## PROMPT
Of all the lines in the material below, how many include the string "Loss"? Give the number only.

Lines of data
-*-

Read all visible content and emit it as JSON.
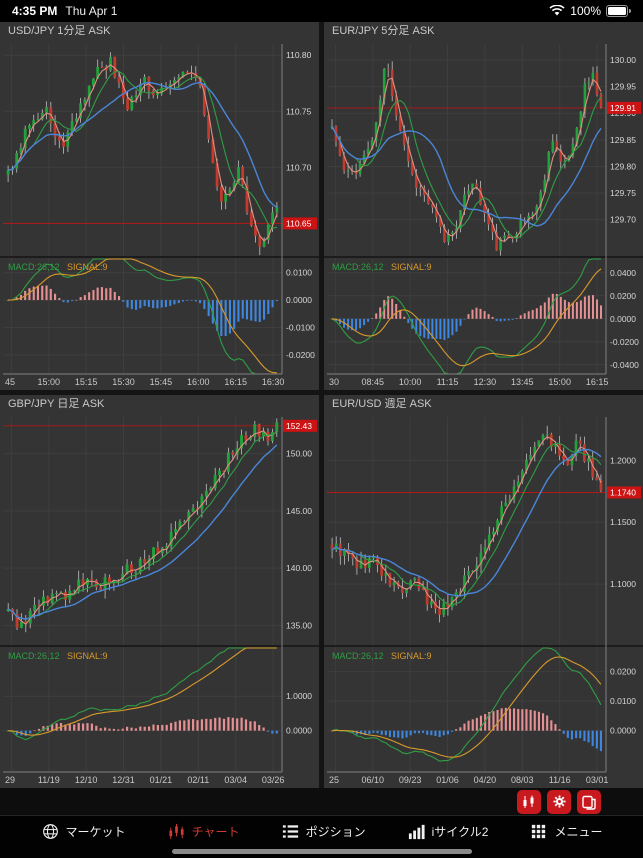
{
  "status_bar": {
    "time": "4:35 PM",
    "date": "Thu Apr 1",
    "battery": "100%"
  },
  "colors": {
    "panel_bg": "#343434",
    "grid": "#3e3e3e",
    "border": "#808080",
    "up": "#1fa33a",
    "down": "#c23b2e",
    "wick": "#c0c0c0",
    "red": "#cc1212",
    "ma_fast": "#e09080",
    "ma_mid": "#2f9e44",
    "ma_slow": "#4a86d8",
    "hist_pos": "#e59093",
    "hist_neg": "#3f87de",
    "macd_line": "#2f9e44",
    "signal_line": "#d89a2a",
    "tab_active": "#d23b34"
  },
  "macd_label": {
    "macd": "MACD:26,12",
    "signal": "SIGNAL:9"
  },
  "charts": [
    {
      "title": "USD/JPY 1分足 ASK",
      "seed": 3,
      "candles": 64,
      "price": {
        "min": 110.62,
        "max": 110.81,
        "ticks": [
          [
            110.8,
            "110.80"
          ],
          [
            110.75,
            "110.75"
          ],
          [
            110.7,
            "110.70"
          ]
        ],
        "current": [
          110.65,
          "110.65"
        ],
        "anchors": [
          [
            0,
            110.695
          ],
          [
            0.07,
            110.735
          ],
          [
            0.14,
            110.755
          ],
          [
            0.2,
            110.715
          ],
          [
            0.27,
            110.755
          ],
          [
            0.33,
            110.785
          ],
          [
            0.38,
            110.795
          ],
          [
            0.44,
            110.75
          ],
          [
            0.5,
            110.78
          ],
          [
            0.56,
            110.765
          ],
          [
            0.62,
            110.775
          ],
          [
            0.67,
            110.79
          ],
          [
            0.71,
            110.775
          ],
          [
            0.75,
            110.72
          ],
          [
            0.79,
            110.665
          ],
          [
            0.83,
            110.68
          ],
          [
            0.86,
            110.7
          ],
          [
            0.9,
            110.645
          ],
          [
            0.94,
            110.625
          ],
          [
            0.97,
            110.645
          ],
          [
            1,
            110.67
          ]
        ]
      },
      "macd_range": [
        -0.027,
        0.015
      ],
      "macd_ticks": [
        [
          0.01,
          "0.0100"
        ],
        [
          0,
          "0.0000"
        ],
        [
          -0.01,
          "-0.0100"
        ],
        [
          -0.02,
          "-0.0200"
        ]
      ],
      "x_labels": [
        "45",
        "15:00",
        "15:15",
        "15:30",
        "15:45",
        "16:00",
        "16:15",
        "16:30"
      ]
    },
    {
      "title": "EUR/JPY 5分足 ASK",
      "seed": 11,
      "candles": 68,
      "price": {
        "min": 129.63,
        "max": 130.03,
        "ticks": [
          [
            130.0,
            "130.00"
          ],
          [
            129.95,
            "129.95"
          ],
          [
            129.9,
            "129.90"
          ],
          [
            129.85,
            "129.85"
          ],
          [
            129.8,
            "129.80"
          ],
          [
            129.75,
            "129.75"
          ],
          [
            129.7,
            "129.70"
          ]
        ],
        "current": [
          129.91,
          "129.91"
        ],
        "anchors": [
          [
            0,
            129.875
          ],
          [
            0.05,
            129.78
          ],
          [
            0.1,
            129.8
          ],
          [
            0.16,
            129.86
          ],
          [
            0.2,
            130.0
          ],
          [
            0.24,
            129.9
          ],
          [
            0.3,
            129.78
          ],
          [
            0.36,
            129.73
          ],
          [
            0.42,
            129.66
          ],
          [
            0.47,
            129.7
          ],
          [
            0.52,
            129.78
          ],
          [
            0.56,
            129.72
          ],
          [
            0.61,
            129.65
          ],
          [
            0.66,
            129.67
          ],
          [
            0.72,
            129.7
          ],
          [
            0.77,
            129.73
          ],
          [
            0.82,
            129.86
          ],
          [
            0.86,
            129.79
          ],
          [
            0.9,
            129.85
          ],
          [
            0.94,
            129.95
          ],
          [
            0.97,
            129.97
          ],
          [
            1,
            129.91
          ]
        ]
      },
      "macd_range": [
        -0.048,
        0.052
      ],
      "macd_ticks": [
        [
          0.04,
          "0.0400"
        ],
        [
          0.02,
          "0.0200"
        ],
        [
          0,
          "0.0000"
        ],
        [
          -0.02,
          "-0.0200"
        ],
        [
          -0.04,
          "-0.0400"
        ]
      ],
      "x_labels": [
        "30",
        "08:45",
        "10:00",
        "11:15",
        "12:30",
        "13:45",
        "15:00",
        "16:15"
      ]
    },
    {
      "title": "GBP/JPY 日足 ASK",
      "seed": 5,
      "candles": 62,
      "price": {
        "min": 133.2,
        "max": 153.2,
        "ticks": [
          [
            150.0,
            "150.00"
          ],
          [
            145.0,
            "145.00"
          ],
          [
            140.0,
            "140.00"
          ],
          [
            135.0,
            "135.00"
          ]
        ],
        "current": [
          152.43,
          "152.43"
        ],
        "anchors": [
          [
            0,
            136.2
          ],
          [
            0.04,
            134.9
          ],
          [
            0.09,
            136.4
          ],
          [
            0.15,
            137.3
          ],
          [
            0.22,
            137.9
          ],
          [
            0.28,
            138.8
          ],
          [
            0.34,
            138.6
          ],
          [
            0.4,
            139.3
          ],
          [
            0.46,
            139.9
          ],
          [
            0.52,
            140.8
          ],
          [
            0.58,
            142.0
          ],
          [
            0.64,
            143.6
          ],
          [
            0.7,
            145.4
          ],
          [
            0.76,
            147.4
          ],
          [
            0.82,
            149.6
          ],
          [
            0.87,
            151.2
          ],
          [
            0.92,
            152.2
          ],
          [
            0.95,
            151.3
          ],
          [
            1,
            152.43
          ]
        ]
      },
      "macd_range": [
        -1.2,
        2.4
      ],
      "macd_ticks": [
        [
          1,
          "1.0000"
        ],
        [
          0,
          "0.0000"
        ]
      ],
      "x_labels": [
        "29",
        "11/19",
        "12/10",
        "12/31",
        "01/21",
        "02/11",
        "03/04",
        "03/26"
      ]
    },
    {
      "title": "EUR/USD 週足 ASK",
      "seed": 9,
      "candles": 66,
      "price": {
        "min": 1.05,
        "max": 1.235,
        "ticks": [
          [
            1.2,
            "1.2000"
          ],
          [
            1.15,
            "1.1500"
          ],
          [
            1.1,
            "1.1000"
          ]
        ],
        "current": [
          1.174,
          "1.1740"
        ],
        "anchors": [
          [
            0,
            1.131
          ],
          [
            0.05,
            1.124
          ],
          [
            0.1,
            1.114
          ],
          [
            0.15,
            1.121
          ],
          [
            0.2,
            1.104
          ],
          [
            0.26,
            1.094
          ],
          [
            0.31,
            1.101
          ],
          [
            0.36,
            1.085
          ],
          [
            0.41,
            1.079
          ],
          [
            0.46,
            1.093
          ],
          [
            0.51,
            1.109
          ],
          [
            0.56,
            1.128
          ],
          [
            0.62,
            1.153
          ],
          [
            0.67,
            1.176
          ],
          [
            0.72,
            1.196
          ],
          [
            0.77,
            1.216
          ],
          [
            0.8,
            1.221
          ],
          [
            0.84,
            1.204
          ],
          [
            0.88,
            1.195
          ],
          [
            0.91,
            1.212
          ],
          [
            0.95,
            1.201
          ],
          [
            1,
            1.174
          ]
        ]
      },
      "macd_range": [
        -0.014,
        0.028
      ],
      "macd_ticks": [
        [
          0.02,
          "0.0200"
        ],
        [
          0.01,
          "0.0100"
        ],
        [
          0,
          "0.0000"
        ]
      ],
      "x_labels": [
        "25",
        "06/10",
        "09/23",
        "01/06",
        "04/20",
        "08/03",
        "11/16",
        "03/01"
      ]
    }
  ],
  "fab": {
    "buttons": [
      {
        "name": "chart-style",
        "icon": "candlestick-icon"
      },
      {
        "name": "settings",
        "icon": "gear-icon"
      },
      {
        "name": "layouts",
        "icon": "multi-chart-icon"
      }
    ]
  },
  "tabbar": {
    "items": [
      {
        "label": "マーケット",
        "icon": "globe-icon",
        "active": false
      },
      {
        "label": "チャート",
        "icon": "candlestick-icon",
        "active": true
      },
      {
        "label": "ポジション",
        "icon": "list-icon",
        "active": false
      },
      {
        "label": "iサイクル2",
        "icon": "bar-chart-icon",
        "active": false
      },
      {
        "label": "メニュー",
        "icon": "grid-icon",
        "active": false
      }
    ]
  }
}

-*-

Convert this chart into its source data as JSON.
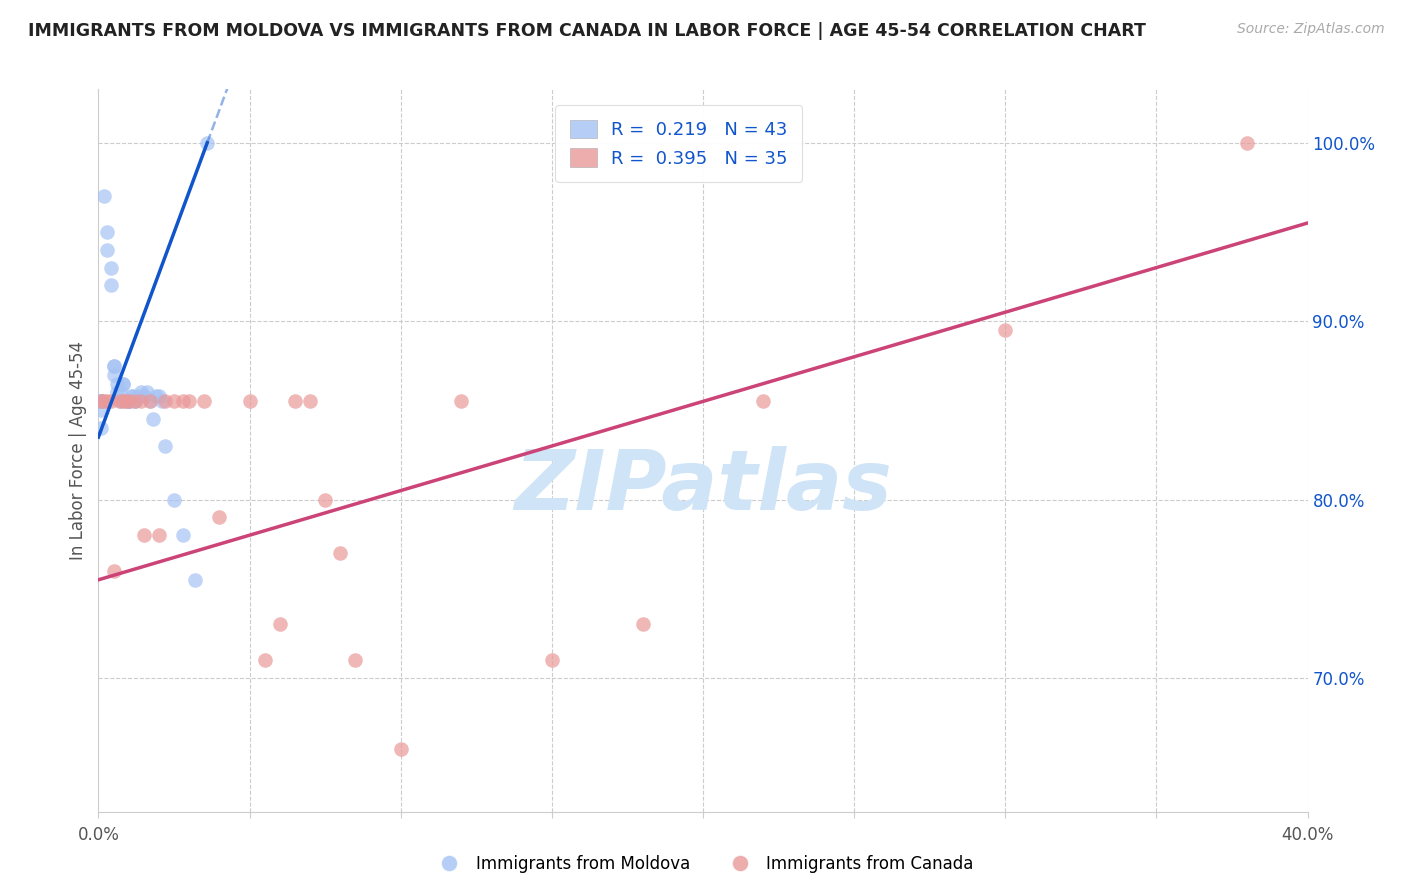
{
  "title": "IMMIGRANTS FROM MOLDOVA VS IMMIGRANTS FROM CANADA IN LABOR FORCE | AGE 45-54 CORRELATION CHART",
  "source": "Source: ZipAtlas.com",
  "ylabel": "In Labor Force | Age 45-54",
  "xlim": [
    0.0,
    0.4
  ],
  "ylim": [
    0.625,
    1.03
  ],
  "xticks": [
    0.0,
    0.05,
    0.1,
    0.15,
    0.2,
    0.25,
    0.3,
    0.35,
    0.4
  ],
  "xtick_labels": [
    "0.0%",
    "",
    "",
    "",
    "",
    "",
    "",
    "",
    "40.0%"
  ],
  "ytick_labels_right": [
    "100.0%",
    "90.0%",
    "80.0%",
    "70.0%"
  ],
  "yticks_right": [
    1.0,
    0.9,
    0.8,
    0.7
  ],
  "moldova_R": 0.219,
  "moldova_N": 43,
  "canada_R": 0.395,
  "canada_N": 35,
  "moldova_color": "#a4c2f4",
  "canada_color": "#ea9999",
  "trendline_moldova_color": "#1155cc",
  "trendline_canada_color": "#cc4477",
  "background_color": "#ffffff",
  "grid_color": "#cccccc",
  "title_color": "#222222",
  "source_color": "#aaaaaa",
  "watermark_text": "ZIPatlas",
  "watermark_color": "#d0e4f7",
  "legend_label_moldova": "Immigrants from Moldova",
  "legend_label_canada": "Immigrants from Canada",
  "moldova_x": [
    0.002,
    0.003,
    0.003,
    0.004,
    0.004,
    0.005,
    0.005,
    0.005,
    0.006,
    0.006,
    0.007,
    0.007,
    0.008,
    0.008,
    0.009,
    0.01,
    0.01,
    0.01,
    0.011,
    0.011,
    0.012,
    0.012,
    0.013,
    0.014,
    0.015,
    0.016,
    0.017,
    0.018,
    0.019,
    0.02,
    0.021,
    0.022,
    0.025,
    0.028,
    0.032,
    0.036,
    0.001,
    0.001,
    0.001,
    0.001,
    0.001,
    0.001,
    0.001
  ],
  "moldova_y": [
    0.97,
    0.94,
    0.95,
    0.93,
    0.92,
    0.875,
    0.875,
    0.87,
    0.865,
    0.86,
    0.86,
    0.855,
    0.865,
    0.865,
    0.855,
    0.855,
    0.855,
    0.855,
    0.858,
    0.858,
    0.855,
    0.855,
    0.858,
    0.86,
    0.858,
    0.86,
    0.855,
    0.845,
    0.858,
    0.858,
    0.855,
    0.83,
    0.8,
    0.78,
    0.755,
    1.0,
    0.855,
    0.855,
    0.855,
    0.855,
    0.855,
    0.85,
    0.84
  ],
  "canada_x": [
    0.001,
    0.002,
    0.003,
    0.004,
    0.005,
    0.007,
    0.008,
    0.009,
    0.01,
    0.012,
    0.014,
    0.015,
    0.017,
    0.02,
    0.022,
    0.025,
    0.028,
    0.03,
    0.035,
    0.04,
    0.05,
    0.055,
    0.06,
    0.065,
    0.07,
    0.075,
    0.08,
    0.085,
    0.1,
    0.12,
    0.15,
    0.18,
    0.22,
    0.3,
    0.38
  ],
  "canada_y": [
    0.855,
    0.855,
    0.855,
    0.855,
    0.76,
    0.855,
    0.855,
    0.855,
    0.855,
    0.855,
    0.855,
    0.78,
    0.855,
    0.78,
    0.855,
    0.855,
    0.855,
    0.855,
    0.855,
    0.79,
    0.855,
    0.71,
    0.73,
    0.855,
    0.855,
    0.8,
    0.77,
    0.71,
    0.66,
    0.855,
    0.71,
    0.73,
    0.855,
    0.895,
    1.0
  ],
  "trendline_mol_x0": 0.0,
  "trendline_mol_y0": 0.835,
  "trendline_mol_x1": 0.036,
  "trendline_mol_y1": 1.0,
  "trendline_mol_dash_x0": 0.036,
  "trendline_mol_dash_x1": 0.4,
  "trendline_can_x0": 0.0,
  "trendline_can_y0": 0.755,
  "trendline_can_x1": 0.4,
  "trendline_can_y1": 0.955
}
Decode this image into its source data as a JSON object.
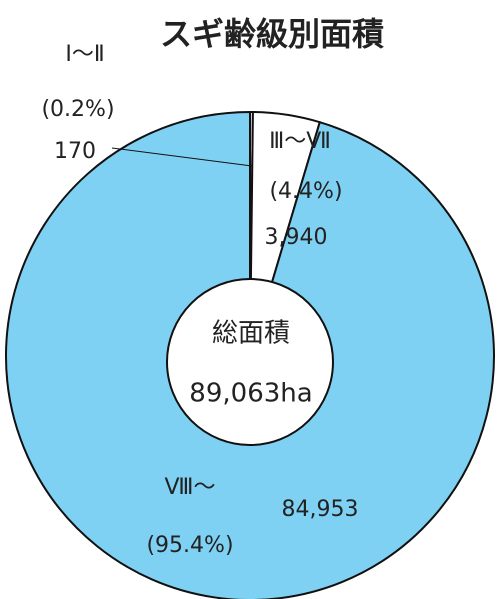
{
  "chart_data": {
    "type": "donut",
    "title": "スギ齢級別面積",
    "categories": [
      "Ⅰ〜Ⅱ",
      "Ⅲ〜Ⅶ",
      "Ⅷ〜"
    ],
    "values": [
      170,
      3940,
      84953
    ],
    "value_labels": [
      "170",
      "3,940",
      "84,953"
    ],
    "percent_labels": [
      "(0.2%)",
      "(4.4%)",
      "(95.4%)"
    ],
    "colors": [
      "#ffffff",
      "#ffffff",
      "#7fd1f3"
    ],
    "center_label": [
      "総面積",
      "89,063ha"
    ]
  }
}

-*-

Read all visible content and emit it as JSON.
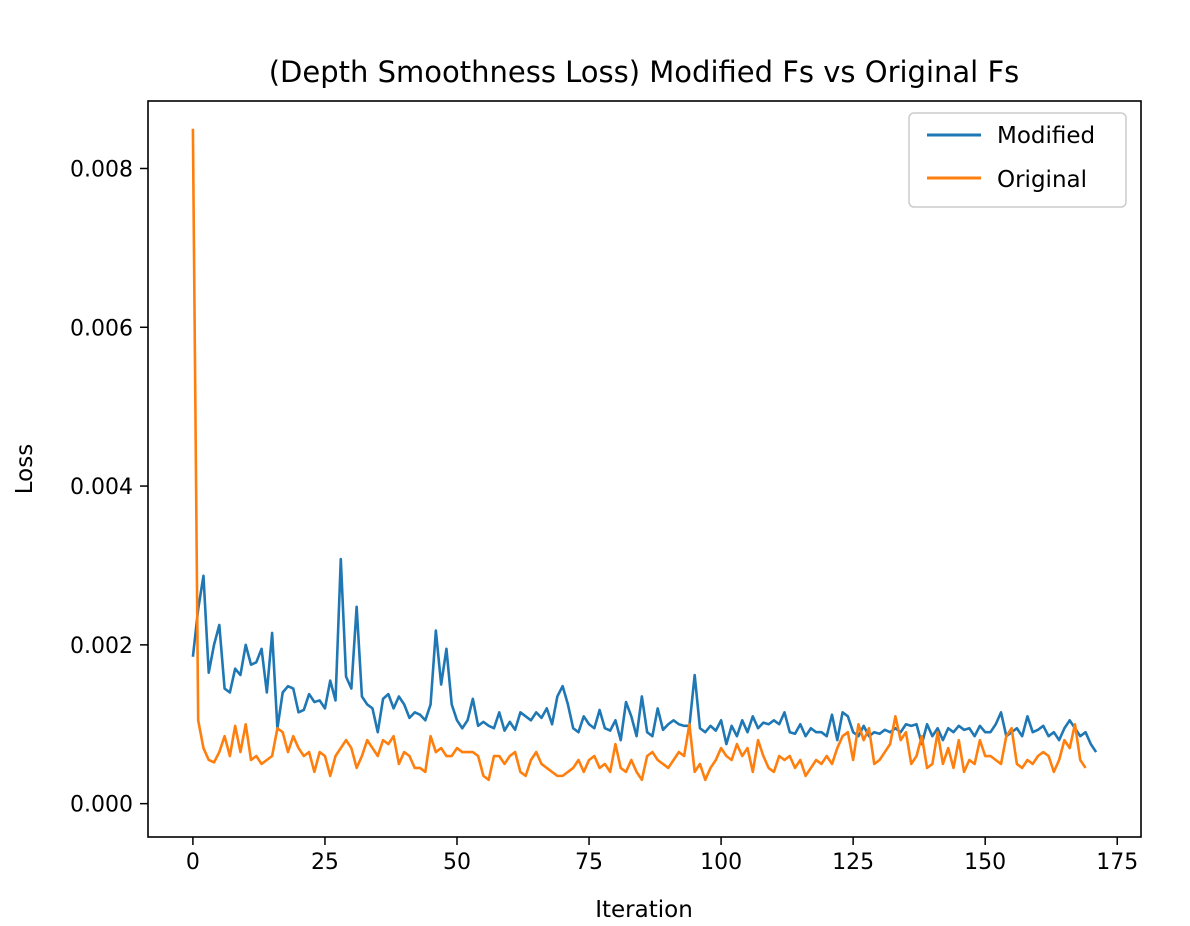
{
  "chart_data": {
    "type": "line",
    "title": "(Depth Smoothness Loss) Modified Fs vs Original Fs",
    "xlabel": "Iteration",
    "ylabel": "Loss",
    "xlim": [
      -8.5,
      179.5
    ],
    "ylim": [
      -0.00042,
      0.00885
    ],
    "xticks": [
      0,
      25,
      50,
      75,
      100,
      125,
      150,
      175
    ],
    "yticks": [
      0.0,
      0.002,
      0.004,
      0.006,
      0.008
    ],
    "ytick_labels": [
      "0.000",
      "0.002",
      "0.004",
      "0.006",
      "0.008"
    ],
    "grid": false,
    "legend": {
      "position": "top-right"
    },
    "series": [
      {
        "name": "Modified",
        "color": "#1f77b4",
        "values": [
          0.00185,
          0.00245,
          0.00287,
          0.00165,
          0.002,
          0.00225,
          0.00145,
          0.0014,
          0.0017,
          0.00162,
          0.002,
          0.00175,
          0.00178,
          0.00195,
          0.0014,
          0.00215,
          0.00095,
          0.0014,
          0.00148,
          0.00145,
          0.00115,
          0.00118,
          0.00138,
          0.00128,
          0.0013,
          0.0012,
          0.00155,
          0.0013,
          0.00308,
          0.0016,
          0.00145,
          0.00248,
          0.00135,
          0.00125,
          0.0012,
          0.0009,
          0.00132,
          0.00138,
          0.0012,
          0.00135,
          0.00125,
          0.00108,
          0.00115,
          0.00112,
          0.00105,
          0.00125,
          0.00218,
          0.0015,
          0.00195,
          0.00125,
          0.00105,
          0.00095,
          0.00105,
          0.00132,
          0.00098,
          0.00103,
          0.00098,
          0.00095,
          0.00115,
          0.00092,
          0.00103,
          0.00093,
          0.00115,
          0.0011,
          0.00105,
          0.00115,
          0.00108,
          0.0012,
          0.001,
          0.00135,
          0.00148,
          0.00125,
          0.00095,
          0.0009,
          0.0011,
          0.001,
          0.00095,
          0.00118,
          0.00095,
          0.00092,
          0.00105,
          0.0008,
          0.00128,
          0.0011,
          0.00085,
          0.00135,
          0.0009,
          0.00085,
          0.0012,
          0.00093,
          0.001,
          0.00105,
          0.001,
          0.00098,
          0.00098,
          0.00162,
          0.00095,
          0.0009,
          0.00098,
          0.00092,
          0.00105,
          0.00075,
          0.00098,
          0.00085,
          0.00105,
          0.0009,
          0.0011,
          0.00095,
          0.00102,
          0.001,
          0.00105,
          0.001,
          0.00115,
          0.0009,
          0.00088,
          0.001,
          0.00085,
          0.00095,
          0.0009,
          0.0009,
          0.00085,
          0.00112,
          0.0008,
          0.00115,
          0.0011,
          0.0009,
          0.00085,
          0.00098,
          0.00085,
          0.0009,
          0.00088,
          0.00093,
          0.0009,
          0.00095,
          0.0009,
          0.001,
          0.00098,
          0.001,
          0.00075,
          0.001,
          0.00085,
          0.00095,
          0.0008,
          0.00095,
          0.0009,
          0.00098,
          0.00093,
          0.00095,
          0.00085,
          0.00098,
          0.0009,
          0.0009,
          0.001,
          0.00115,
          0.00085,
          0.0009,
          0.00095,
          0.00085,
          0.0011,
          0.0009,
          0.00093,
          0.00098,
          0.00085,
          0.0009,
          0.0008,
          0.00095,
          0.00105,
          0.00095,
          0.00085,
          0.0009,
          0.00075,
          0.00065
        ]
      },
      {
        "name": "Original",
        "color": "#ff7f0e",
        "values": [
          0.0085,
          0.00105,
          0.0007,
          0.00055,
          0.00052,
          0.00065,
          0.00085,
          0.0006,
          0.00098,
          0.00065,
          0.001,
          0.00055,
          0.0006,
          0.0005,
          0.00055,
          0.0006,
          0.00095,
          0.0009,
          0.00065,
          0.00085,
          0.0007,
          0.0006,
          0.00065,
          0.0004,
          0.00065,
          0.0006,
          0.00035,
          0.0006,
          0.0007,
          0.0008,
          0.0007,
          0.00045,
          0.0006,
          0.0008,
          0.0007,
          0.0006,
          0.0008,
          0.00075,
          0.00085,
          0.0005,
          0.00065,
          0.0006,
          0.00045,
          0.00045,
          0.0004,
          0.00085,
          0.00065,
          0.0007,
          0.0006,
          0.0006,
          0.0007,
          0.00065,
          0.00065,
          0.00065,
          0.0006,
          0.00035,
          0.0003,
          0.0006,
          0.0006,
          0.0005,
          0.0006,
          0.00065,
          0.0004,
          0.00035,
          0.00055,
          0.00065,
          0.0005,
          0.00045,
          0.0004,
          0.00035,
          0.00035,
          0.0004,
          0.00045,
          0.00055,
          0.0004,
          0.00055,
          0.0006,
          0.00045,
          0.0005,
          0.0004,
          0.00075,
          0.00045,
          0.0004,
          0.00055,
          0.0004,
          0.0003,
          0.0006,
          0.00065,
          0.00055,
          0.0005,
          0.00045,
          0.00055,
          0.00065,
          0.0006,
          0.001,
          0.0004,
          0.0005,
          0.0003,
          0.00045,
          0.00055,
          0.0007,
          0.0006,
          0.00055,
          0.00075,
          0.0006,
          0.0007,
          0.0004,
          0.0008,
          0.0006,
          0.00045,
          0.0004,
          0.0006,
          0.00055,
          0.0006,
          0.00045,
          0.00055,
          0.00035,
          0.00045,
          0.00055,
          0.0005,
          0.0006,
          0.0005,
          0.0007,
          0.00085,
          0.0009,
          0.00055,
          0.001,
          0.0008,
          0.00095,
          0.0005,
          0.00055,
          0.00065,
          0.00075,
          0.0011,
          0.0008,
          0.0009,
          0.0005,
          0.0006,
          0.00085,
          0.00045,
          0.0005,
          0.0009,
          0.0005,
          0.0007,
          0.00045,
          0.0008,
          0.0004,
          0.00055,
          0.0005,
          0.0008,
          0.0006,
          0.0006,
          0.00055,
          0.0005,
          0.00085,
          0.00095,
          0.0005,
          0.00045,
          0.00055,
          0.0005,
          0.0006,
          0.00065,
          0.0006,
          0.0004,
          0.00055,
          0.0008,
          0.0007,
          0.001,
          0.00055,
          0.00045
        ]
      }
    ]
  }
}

-*-

## FINAL RESULT
2